Aim of the task: Transcribe every line, keeping it exact.

Records supplied:
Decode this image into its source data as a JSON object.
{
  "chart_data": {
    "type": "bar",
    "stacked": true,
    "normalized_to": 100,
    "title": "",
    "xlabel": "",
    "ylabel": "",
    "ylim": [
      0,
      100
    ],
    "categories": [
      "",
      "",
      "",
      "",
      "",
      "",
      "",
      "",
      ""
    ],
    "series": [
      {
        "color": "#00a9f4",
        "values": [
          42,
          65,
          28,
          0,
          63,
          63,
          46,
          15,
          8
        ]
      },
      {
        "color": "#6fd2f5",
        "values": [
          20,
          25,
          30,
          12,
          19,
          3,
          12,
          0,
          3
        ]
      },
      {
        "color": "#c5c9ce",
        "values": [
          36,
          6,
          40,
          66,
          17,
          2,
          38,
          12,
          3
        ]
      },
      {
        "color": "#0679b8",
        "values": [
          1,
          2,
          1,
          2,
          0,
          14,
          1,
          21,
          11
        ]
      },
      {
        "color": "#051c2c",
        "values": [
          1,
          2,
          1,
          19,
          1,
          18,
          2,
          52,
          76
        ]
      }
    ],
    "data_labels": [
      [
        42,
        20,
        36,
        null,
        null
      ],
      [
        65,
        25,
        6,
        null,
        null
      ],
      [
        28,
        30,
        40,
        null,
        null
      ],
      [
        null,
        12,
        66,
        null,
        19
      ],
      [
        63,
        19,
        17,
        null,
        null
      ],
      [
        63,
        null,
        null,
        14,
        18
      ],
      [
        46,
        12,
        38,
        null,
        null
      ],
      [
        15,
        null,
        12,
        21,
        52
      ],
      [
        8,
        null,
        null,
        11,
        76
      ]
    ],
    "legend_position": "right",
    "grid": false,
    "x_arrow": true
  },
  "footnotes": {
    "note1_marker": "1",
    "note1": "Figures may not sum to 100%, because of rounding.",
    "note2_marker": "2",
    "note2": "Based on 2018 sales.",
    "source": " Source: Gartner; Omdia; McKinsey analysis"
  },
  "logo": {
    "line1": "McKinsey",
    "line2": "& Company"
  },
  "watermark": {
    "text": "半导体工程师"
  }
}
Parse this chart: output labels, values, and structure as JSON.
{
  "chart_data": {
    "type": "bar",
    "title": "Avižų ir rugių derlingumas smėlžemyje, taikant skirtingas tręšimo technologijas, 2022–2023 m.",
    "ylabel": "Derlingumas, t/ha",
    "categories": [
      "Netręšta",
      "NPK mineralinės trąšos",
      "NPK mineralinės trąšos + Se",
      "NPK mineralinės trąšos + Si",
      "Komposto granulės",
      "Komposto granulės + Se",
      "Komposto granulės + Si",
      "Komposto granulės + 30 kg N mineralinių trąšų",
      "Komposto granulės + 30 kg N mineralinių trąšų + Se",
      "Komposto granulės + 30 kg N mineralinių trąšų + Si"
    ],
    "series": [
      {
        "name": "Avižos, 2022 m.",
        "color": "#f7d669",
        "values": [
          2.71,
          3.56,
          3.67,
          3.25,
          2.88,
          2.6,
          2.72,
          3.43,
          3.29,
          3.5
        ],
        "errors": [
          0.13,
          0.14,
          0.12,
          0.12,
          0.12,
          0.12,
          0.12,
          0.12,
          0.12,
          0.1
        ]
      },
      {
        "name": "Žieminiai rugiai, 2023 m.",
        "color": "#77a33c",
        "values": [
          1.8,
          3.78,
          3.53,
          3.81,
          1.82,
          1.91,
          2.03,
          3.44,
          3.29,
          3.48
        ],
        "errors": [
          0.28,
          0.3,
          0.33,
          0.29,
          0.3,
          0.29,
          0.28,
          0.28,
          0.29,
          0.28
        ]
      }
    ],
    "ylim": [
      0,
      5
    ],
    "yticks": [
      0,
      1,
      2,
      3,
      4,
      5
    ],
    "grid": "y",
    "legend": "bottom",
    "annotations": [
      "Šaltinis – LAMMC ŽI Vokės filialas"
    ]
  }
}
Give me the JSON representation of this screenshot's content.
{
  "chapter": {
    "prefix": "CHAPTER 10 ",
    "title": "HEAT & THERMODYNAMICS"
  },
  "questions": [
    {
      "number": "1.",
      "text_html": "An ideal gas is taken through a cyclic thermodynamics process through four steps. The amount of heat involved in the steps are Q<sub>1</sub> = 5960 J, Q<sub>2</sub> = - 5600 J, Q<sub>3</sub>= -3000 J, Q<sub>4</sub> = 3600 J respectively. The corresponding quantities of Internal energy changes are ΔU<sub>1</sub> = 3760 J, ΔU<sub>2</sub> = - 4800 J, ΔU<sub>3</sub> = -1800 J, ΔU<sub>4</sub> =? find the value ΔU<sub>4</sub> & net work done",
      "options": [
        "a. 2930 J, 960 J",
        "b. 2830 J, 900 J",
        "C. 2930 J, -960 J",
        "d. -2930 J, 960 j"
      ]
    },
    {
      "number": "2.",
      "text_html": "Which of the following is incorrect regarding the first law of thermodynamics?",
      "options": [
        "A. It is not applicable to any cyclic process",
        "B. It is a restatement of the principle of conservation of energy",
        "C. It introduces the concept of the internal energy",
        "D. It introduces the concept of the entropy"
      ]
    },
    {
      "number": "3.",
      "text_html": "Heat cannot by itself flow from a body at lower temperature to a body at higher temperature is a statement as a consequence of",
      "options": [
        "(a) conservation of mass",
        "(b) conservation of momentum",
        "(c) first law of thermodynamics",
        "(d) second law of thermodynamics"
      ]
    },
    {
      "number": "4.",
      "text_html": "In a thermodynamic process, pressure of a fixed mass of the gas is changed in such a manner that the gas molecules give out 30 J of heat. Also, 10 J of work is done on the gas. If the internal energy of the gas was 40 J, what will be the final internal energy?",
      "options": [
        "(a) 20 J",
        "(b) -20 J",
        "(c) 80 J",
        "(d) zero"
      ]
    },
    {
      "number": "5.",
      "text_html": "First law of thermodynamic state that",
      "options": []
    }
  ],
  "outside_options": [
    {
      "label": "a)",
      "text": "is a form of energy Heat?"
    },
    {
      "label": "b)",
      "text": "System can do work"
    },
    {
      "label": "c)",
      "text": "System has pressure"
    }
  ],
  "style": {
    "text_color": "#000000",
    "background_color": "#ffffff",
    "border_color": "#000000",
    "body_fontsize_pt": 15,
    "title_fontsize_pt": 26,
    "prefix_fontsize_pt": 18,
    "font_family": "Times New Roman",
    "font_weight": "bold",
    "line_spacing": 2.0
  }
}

Written solution:
Decode this image into its source data as a JSON object.
{
  "chart_data": {
    "type": "bar",
    "stacked": true,
    "normalized_to": 100,
    "title": "",
    "xlabel": "",
    "ylabel": "",
    "ylim": [
      0,
      100
    ],
    "categories": [
      "",
      "",
      "",
      "",
      "",
      "",
      "",
      "",
      ""
    ],
    "series": [
      {
        "color": "#00a9f4",
        "values": [
          42,
          65,
          28,
          0,
          63,
          63,
          46,
          15,
          8
        ]
      },
      {
        "color": "#6fd2f5",
        "values": [
          20,
          25,
          30,
          12,
          19,
          3,
          12,
          0,
          3
        ]
      },
      {
        "color": "#c5c9ce",
        "values": [
          36,
          6,
          40,
          66,
          17,
          2,
          38,
          12,
          3
        ]
      },
      {
        "color": "#0679b8",
        "values": [
          1,
          2,
          1,
          2,
          0,
          14,
          1,
          21,
          11
        ]
      },
      {
        "color": "#051c2c",
        "values": [
          1,
          2,
          1,
          19,
          1,
          18,
          2,
          52,
          76
        ]
      }
    ],
    "data_labels": [
      [
        42,
        20,
        36,
        null,
        null
      ],
      [
        65,
        25,
        6,
        null,
        null
      ],
      [
        28,
        30,
        40,
        null,
        null
      ],
      [
        null,
        12,
        66,
        null,
        19
      ],
      [
        63,
        19,
        17,
        null,
        null
      ],
      [
        63,
        null,
        null,
        14,
        18
      ],
      [
        46,
        12,
        38,
        null,
        null
      ],
      [
        15,
        null,
        12,
        21,
        52
      ],
      [
        8,
        null,
        null,
        11,
        76
      ]
    ],
    "legend_position": "right",
    "grid": false,
    "x_arrow": true
  },
  "footnotes": {
    "note1_marker": "1",
    "note1": "Figures may not sum to 100%, because of rounding.",
    "note2_marker": "2",
    "note2": "Based on 2018 sales.",
    "source": " Source: Gartner; Omdia; McKinsey analysis"
  },
  "logo": {
    "line1": "McKinsey",
    "line2": "& Company"
  },
  "watermark": {
    "text": "半导体工程师"
  }
}
Parse this chart: output labels, values, and structure as JSON.
{
  "chart_data": {
    "type": "bar",
    "title": "Avižų ir rugių derlingumas smėlžemyje, taikant skirtingas tręšimo technologijas, 2022–2023 m.",
    "ylabel": "Derlingumas, t/ha",
    "categories": [
      "Netręšta",
      "NPK mineralinės trąšos",
      "NPK mineralinės trąšos + Se",
      "NPK mineralinės trąšos + Si",
      "Komposto granulės",
      "Komposto granulės + Se",
      "Komposto granulės + Si",
      "Komposto granulės + 30 kg N mineralinių trąšų",
      "Komposto granulės + 30 kg N mineralinių trąšų + Se",
      "Komposto granulės + 30 kg N mineralinių trąšų + Si"
    ],
    "series": [
      {
        "name": "Avižos, 2022 m.",
        "color": "#f7d669",
        "values": [
          2.71,
          3.56,
          3.67,
          3.25,
          2.88,
          2.6,
          2.72,
          3.43,
          3.29,
          3.5
        ],
        "errors": [
          0.13,
          0.14,
          0.12,
          0.12,
          0.12,
          0.12,
          0.12,
          0.12,
          0.12,
          0.1
        ]
      },
      {
        "name": "Žieminiai rugiai, 2023 m.",
        "color": "#77a33c",
        "values": [
          1.8,
          3.78,
          3.53,
          3.81,
          1.82,
          1.91,
          2.03,
          3.44,
          3.29,
          3.48
        ],
        "errors": [
          0.28,
          0.3,
          0.33,
          0.29,
          0.3,
          0.29,
          0.28,
          0.28,
          0.29,
          0.28
        ]
      }
    ],
    "ylim": [
      0,
      5
    ],
    "yticks": [
      0,
      1,
      2,
      3,
      4,
      5
    ],
    "grid": "y",
    "legend": "bottom",
    "annotations": [
      "Šaltinis – LAMMC ŽI Vokės filialas"
    ]
  }
}
Give me the JSON representation of this screenshot's content.
{
  "chapter": {
    "prefix": "CHAPTER 10 ",
    "title": "HEAT & THERMODYNAMICS"
  },
  "questions": [
    {
      "number": "1.",
      "text_html": "An ideal gas is taken through a cyclic thermodynamics process through four steps. The amount of heat involved in the steps are Q<sub>1</sub> = 5960 J, Q<sub>2</sub> = - 5600 J, Q<sub>3</sub>= -3000 J, Q<sub>4</sub> = 3600 J respectively. The corresponding quantities of Internal energy changes are ΔU<sub>1</sub> = 3760 J, ΔU<sub>2</sub> = - 4800 J, ΔU<sub>3</sub> = -1800 J, ΔU<sub>4</sub> =? find the value ΔU<sub>4</sub> & net work done",
      "options": [
        "a. 2930 J, 960 J",
        "b. 2830 J, 900 J",
        "C. 2930 J, -960 J",
        "d. -2930 J, 960 j"
      ]
    },
    {
      "number": "2.",
      "text_html": "Which of the following is incorrect regarding the first law of thermodynamics?",
      "options": [
        "A. It is not applicable to any cyclic process",
        "B. It is a restatement of the principle of conservation of energy",
        "C. It introduces the concept of the internal energy",
        "D. It introduces the concept of the entropy"
      ]
    },
    {
      "number": "3.",
      "text_html": "Heat cannot by itself flow from a body at lower temperature to a body at higher temperature is a statement as a consequence of",
      "options": [
        "(a) conservation of mass",
        "(b) conservation of momentum",
        "(c) first law of thermodynamics",
        "(d) second law of thermodynamics"
      ]
    },
    {
      "number": "4.",
      "text_html": "In a thermodynamic process, pressure of a fixed mass of the gas is changed in such a manner that the gas molecules give out 30 J of heat. Also, 10 J of work is done on the gas. If the internal energy of the gas was 40 J, what will be the final internal energy?",
      "options": [
        "(a) 20 J",
        "(b) -20 J",
        "(c) 80 J",
        "(d) zero"
      ]
    },
    {
      "number": "5.",
      "text_html": "First law of thermodynamic state that",
      "options": []
    }
  ],
  "outside_options": [
    {
      "label": "a)",
      "text": "is a form of energy Heat?"
    },
    {
      "label": "b)",
      "text": "System can do work"
    },
    {
      "label": "c)",
      "text": "System has pressure"
    }
  ],
  "style": {
    "text_color": "#000000",
    "background_color": "#ffffff",
    "border_color": "#000000",
    "body_fontsize_pt": 15,
    "title_fontsize_pt": 26,
    "prefix_fontsize_pt": 18,
    "font_family": "Times New Roman",
    "font_weight": "bold",
    "line_spacing": 2.0
  }
}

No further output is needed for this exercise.